— BEGIN MATERIAL FOR THIS TASK —

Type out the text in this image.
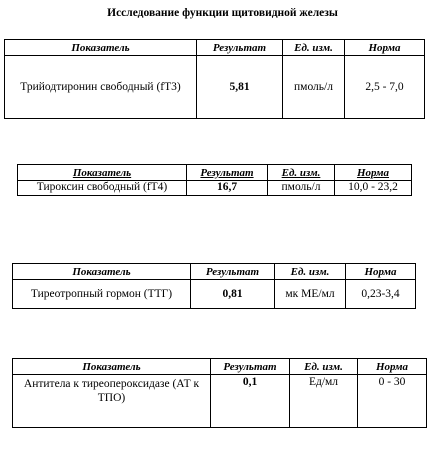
Исследование функции щитовидной железы
Показатель	Результат	Ед. изм.	Норма
Трийодтиронин свободный (fT3)	5,81	пмоль/л	2,5 - 7,0
Показатель	Результат	Ед. изм.	Норма
Тироксин свободный (fT4)	16,7	пмоль/л	10,0 - 23,2
Показатель	Результат	Ед. изм.	Норма
Тиреотропный гормон (ТТГ)	0,81	мк МЕ/мл	0,23-3,4
Показатель	Результат	Ед. изм.	Норма
Антитела к тиреопероксидазе (АТ к ТПО)	0,1	Ед/мл	0 - 30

— END MATERIAL FOR THIS TASK —

WRITTEN TASK
Every record must be copied exactly, with the pictures left out.

RESULT
Type out the text in this image.
Исследование функции щитовидной железы
Показатель	Результат	Ед. изм.	Норма
Трийодтиронин свободный (fT3)	5,81	пмоль/л	2,5 - 7,0
Показатель	Результат	Ед. изм.	Норма
Тироксин свободный (fT4)	16,7	пмоль/л	10,0 - 23,2
Показатель	Результат	Ед. изм.	Норма
Тиреотропный гормон (ТТГ)	0,81	мк МЕ/мл	0,23-3,4
Показатель	Результат	Ед. изм.	Норма
Антитела к тиреопероксидазе (АТ к ТПО)	0,1	Ед/мл	0 - 30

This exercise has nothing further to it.